[Exercise goal]
Look over the lines below. Report each one that includes the string "якого".

[Start Records to process]

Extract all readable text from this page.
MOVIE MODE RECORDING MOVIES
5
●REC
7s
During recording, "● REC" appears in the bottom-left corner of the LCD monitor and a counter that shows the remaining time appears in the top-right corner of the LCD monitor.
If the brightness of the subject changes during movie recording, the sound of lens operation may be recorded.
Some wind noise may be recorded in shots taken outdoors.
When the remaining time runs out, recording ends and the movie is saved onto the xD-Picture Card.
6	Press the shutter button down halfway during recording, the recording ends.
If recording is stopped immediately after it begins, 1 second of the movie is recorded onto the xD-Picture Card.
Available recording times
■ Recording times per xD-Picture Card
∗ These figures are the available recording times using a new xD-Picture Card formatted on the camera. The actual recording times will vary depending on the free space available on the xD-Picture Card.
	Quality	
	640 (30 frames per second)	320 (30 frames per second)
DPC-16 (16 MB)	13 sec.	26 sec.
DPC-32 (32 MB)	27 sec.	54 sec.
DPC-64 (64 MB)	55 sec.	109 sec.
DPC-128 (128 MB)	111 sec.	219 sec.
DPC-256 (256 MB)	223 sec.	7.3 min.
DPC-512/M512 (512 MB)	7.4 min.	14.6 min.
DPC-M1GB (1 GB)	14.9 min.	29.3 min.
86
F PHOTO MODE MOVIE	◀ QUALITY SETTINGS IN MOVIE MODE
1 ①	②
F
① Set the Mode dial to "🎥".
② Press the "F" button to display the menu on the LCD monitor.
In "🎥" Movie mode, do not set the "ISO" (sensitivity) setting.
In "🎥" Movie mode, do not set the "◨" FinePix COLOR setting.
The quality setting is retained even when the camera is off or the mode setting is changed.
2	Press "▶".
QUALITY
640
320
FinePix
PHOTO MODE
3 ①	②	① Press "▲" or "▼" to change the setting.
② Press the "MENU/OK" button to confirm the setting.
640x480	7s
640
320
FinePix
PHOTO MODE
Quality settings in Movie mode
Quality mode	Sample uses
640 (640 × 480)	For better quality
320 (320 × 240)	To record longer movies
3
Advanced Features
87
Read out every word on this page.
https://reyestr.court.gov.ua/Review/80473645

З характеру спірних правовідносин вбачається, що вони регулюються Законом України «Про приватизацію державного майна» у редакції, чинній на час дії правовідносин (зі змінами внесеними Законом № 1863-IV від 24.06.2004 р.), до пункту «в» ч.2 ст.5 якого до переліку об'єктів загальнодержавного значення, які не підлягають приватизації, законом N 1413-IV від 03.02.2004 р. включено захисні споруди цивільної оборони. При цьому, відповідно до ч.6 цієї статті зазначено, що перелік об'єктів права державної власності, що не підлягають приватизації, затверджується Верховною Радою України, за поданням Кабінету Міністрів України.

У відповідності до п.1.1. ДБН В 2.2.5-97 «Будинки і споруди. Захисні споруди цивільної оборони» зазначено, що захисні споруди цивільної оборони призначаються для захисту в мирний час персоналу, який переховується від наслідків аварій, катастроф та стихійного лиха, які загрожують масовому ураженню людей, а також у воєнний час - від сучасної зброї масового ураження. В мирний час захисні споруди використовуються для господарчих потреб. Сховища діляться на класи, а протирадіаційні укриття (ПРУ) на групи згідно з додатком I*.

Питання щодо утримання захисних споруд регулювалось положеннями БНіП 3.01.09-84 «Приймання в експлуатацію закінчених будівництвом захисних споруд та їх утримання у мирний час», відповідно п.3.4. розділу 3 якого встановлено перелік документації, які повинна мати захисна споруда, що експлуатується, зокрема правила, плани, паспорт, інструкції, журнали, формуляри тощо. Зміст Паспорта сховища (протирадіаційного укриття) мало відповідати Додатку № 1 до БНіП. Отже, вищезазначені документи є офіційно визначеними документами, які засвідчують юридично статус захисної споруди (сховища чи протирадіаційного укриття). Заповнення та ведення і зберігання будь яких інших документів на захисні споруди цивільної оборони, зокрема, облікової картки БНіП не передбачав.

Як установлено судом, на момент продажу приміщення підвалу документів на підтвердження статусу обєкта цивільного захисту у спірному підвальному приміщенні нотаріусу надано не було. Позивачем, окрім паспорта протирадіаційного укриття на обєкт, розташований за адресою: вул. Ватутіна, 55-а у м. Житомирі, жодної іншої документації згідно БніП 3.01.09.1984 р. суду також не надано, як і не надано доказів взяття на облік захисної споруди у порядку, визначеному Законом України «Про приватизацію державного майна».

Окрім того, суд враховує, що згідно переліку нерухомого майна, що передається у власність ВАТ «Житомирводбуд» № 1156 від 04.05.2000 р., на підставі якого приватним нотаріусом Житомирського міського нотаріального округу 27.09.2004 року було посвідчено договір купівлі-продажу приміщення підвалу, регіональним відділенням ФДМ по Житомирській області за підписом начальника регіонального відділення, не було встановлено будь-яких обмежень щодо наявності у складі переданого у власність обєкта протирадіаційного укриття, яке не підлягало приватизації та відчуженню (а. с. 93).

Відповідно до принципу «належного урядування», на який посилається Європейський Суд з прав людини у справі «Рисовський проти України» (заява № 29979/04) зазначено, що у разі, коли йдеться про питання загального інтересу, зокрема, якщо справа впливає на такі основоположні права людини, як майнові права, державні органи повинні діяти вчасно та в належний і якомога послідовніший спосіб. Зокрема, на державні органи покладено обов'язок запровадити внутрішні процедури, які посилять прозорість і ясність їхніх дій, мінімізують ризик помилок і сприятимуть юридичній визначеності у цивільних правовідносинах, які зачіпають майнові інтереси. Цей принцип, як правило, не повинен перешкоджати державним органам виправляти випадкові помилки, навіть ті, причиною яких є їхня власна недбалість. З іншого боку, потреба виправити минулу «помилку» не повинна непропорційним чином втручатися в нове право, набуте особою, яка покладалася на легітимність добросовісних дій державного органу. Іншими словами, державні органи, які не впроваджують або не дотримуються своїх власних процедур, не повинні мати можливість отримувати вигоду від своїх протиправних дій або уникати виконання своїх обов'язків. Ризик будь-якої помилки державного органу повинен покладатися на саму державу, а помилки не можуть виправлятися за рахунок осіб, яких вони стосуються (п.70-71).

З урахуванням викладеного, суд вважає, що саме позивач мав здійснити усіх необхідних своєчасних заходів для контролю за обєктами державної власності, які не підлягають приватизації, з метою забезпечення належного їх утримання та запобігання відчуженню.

[End Records to process]

[Expected output]
З характеру спірних правовідносин вбачається, що вони регулюються Законом України «Про приватизацію державного майна» у редакції, чинній на час дії правовідносин (зі змінами внесеними Законом № 1863-IV від 24.06.2004 р.), до пункту «в» ч.2 ст.5 якого до переліку об'єктів загальнодержавного значення, які не підлягають приватизації, законом N 1413-IV від 03.02.2004 р. включено захисні споруди цивільної оборони. При цьому, відповідно до ч.6 цієї статті зазначено, що перелік об'єктів права державної власності, що не підлягають приватизації, затверджується Верховною Радою України, за поданням Кабінету Міністрів України.
Питання щодо утримання захисних споруд регулювалось положеннями БНіП 3.01.09-84 «Приймання в експлуатацію закінчених будівництвом захисних споруд та їх утримання у мирний час», відповідно п.3.4. розділу 3 якого встановлено перелік документації, які повинна мати захисна споруда, що експлуатується, зокрема правила, плани, паспорт, інструкції, журнали, формуляри тощо. Зміст Паспорта сховища (протирадіаційного укриття) мало відповідати Додатку № 1 до БНіП. Отже, вищезазначені документи є офіційно визначеними документами, які засвідчують юридично статус захисної споруди (сховища чи протирадіаційного укриття). Заповнення та ведення і зберігання будь яких інших документів на захисні споруди цивільної оборони, зокрема, облікової картки БНіП не передбачав.
Окрім того, суд враховує, що згідно переліку нерухомого майна, що передається у власність ВАТ «Житомирводбуд» № 1156 від 04.05.2000 р., на підставі якого приватним нотаріусом Житомирського міського нотаріального округу 27.09.2004 року було посвідчено договір купівлі-продажу приміщення підвалу, регіональним відділенням ФДМ по Житомирській області за підписом начальника регіонального відділення, не було встановлено будь-яких обмежень щодо наявності у складі переданого у власність обєкта протирадіаційного укриття, яке не підлягало приватизації та відчуженню (а. с. 93).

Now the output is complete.